### What is being asked
Reproduce each of the lines word for word.

----- Supplied data

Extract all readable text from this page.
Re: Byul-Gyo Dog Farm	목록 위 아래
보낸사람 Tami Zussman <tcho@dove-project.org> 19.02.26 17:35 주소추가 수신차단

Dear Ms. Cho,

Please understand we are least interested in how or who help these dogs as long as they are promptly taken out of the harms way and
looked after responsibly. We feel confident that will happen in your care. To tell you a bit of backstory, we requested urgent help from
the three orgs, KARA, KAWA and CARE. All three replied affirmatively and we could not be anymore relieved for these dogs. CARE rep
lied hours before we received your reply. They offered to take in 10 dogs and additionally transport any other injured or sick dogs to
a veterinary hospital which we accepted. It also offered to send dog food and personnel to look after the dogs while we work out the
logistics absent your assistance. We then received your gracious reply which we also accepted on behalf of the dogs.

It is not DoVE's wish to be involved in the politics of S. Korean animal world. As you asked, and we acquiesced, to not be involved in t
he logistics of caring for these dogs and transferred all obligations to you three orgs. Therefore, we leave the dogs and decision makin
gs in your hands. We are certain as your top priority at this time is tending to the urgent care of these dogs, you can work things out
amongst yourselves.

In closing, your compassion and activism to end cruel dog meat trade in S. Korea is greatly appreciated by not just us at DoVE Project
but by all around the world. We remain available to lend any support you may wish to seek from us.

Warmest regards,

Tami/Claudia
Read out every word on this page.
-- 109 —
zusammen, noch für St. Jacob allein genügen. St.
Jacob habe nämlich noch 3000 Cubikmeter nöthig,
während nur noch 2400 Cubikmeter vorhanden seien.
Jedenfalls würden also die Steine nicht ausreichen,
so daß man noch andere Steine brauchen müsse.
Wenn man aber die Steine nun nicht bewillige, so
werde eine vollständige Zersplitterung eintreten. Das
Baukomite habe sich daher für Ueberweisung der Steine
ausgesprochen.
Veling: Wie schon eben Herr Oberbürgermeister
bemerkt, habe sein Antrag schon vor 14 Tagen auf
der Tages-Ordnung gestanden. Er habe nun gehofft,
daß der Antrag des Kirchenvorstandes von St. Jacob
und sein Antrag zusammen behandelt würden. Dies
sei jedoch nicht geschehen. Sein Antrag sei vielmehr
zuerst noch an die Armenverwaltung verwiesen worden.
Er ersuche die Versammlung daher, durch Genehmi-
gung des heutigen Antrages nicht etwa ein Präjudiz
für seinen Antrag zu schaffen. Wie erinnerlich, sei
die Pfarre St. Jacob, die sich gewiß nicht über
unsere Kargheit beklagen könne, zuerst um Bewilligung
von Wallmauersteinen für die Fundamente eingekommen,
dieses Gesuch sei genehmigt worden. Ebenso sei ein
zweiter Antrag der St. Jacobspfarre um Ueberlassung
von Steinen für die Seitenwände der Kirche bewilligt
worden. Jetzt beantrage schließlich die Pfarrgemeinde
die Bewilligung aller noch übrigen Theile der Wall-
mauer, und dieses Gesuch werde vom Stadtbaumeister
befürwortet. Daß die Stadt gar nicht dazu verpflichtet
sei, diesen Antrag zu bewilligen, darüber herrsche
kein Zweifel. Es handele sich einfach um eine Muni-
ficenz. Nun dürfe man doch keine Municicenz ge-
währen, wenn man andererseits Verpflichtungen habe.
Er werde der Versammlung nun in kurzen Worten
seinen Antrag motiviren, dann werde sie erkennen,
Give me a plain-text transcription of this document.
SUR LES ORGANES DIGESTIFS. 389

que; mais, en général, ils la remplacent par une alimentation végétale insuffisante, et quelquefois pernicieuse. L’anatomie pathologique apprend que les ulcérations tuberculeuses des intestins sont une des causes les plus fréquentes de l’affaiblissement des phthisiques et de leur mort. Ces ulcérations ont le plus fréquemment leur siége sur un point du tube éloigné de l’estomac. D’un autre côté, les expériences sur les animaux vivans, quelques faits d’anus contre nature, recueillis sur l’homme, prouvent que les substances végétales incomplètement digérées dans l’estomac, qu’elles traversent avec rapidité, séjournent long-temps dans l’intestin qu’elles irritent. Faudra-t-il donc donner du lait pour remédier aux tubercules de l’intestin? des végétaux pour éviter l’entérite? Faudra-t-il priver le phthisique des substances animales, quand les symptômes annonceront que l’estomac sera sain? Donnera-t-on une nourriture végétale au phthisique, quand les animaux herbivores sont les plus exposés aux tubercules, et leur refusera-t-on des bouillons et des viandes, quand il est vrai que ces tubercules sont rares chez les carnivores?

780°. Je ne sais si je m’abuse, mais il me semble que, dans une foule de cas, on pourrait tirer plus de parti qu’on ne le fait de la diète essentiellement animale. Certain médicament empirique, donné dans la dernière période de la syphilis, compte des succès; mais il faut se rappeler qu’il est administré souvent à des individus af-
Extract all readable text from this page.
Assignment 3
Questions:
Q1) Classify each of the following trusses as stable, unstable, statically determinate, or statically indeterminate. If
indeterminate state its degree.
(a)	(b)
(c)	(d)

----------

### Response to the exercise
Extract all readable text from this page.
Re: Byul-Gyo Dog Farm	목록 위 아래
보낸사람 Tami Zussman <tcho@dove-project.org> 19.02.26 17:35 주소추가 수신차단

Dear Ms. Cho,

Please understand we are least interested in how or who help these dogs as long as they are promptly taken out of the harms way and
looked after responsibly. We feel confident that will happen in your care. To tell you a bit of backstory, we requested urgent help from
the three orgs, KARA, KAWA and CARE. All three replied affirmatively and we could not be anymore relieved for these dogs. CARE rep
lied hours before we received your reply. They offered to take in 10 dogs and additionally transport any other injured or sick dogs to
a veterinary hospital which we accepted. It also offered to send dog food and personnel to look after the dogs while we work out the
logistics absent your assistance. We then received your gracious reply which we also accepted on behalf of the dogs.

It is not DoVE's wish to be involved in the politics of S. Korean animal world. As you asked, and we acquiesced, to not be involved in t
he logistics of caring for these dogs and transferred all obligations to you three orgs. Therefore, we leave the dogs and decision makin
gs in your hands. We are certain as your top priority at this time is tending to the urgent care of these dogs, you can work things out
amongst yourselves.

In closing, your compassion and activism to end cruel dog meat trade in S. Korea is greatly appreciated by not just us at DoVE Project
but by all around the world. We remain available to lend any support you may wish to seek from us.

Warmest regards,

Tami/Claudia
Read out every word on this page.
-- 109 —
zusammen, noch für St. Jacob allein genügen. St.
Jacob habe nämlich noch 3000 Cubikmeter nöthig,
während nur noch 2400 Cubikmeter vorhanden seien.
Jedenfalls würden also die Steine nicht ausreichen,
so daß man noch andere Steine brauchen müsse.
Wenn man aber die Steine nun nicht bewillige, so
werde eine vollständige Zersplitterung eintreten. Das
Baukomite habe sich daher für Ueberweisung der Steine
ausgesprochen.
Veling: Wie schon eben Herr Oberbürgermeister
bemerkt, habe sein Antrag schon vor 14 Tagen auf
der Tages-Ordnung gestanden. Er habe nun gehofft,
daß der Antrag des Kirchenvorstandes von St. Jacob
und sein Antrag zusammen behandelt würden. Dies
sei jedoch nicht geschehen. Sein Antrag sei vielmehr
zuerst noch an die Armenverwaltung verwiesen worden.
Er ersuche die Versammlung daher, durch Genehmi-
gung des heutigen Antrages nicht etwa ein Präjudiz
für seinen Antrag zu schaffen. Wie erinnerlich, sei
die Pfarre St. Jacob, die sich gewiß nicht über
unsere Kargheit beklagen könne, zuerst um Bewilligung
von Wallmauersteinen für die Fundamente eingekommen,
dieses Gesuch sei genehmigt worden. Ebenso sei ein
zweiter Antrag der St. Jacobspfarre um Ueberlassung
von Steinen für die Seitenwände der Kirche bewilligt
worden. Jetzt beantrage schließlich die Pfarrgemeinde
die Bewilligung aller noch übrigen Theile der Wall-
mauer, und dieses Gesuch werde vom Stadtbaumeister
befürwortet. Daß die Stadt gar nicht dazu verpflichtet
sei, diesen Antrag zu bewilligen, darüber herrsche
kein Zweifel. Es handele sich einfach um eine Muni-
ficenz. Nun dürfe man doch keine Municicenz ge-
währen, wenn man andererseits Verpflichtungen habe.
Er werde der Versammlung nun in kurzen Worten
seinen Antrag motiviren, dann werde sie erkennen,
Give me a plain-text transcription of this document.
SUR LES ORGANES DIGESTIFS. 389

que; mais, en général, ils la remplacent par une alimentation végétale insuffisante, et quelquefois pernicieuse. L’anatomie pathologique apprend que les ulcérations tuberculeuses des intestins sont une des causes les plus fréquentes de l’affaiblissement des phthisiques et de leur mort. Ces ulcérations ont le plus fréquemment leur siége sur un point du tube éloigné de l’estomac. D’un autre côté, les expériences sur les animaux vivans, quelques faits d’anus contre nature, recueillis sur l’homme, prouvent que les substances végétales incomplètement digérées dans l’estomac, qu’elles traversent avec rapidité, séjournent long-temps dans l’intestin qu’elles irritent. Faudra-t-il donc donner du lait pour remédier aux tubercules de l’intestin? des végétaux pour éviter l’entérite? Faudra-t-il priver le phthisique des substances animales, quand les symptômes annonceront que l’estomac sera sain? Donnera-t-on une nourriture végétale au phthisique, quand les animaux herbivores sont les plus exposés aux tubercules, et leur refusera-t-on des bouillons et des viandes, quand il est vrai que ces tubercules sont rares chez les carnivores?

780°. Je ne sais si je m’abuse, mais il me semble que, dans une foule de cas, on pourrait tirer plus de parti qu’on ne le fait de la diète essentiellement animale. Certain médicament empirique, donné dans la dernière période de la syphilis, compte des succès; mais il faut se rappeler qu’il est administré souvent à des individus af-
Extract all readable text from this page.
Assignment 3
Questions:
Q1) Classify each of the following trusses as stable, unstable, statically determinate, or statically indeterminate. If
indeterminate state its degree.
(a)	(b)
(c)	(d)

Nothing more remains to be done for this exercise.